**SUPPLIED RECORDS:**
--*--

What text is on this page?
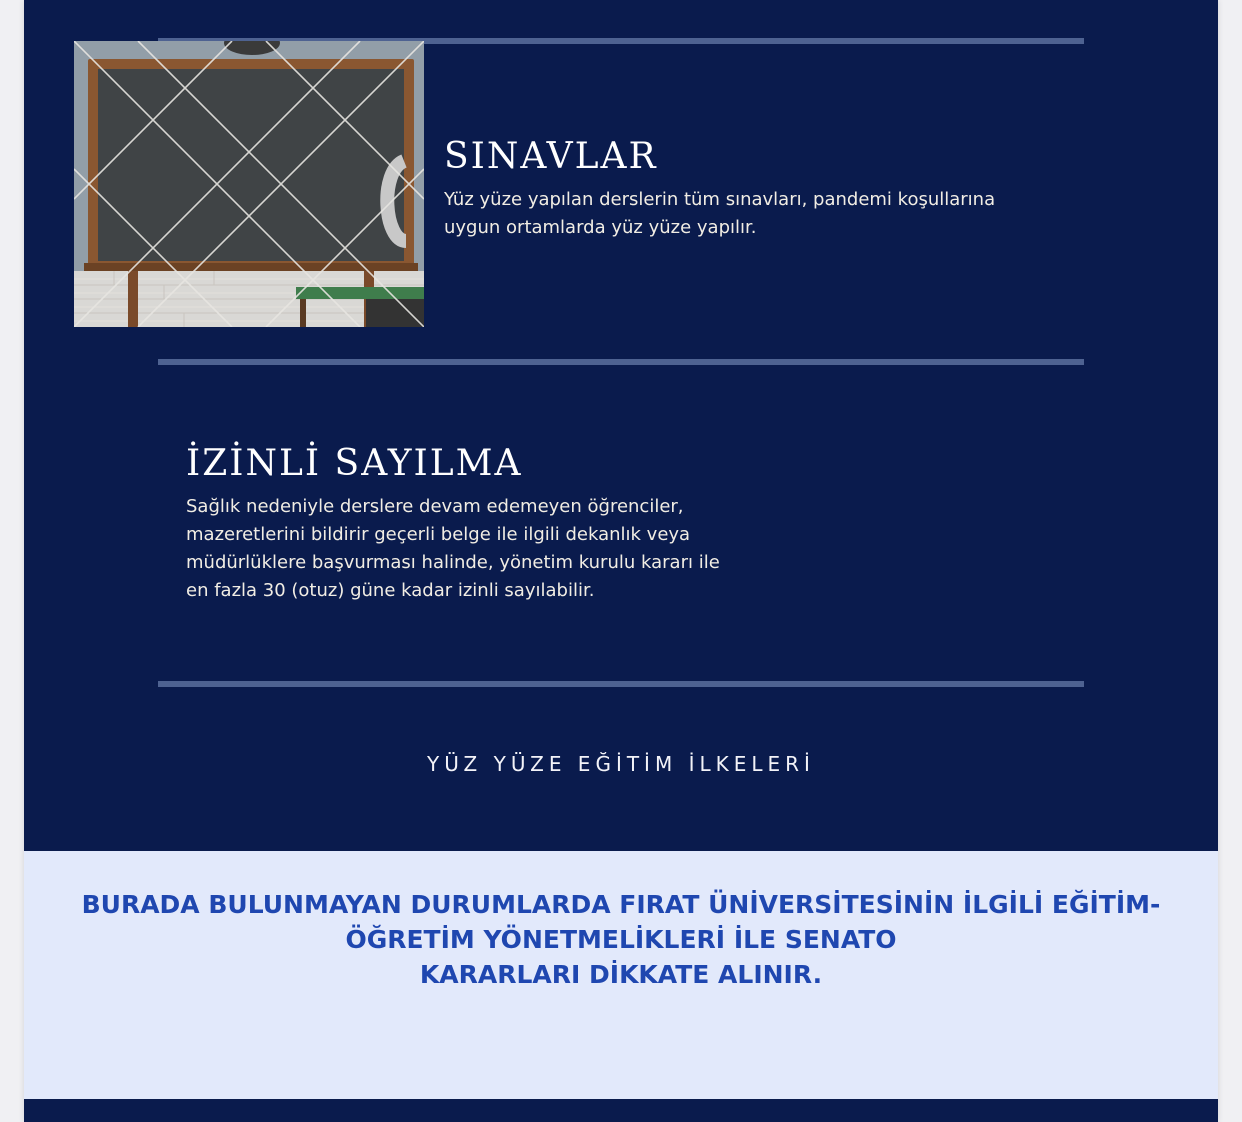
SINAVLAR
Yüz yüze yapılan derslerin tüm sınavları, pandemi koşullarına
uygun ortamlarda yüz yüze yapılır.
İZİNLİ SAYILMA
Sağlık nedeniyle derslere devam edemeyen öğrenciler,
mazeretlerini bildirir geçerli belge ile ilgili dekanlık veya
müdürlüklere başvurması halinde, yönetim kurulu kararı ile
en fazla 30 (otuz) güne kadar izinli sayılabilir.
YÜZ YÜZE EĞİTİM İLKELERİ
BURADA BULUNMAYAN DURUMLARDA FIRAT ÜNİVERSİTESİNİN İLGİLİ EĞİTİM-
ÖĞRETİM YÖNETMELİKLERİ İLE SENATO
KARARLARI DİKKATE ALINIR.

--*--

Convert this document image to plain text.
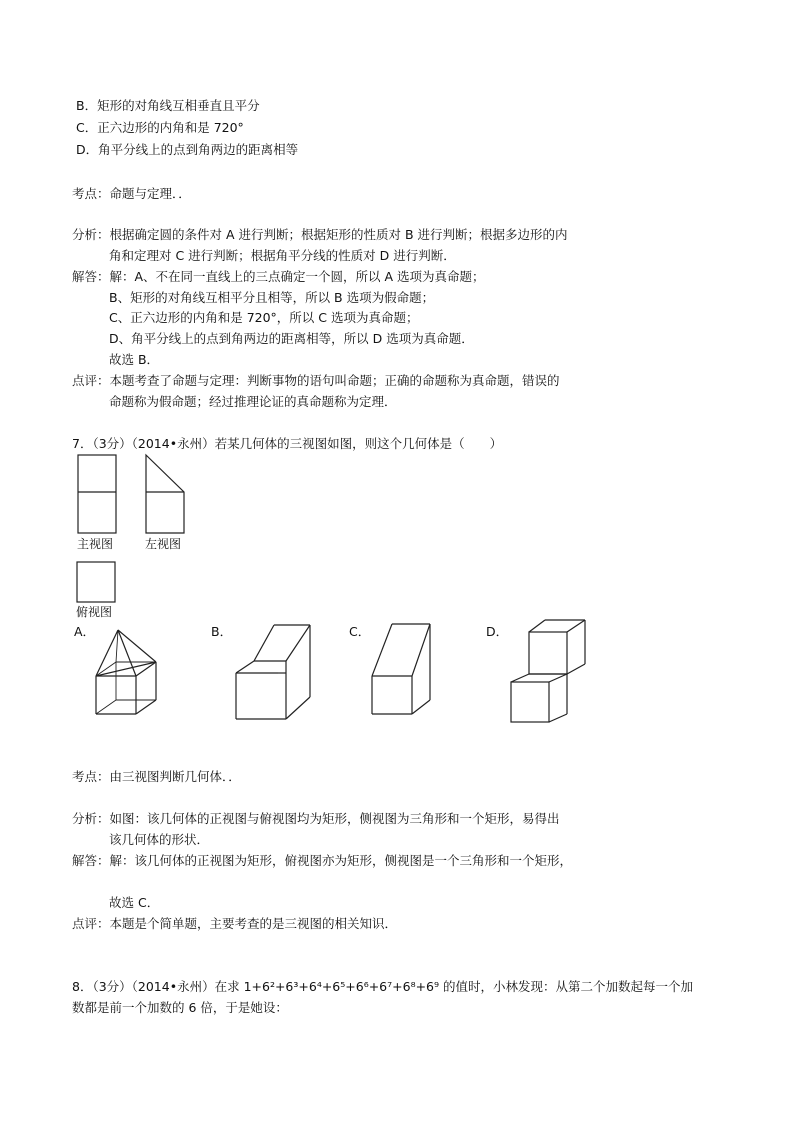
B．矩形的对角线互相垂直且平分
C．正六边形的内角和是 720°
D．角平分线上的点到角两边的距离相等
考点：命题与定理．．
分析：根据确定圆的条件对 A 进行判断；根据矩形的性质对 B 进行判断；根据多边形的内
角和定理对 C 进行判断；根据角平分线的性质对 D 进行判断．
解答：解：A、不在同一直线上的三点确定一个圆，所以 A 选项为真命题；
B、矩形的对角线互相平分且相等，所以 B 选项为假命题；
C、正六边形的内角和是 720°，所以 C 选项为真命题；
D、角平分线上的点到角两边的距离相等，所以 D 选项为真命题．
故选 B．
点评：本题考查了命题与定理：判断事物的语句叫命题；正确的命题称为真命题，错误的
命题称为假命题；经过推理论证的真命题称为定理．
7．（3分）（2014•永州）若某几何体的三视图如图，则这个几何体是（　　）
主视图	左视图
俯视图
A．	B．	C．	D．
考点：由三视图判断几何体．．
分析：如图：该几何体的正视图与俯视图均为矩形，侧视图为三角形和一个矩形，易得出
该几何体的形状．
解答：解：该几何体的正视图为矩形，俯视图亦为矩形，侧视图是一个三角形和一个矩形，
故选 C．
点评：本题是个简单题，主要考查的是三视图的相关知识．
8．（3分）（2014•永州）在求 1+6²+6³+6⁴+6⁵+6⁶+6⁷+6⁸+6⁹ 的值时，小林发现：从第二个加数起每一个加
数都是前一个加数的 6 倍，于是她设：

--*--

**YOUR TASK:** Count the lines in the entries that hold the word "正六边形的内角和是", and give nothing but the total.

**THE SOLUTION:** 2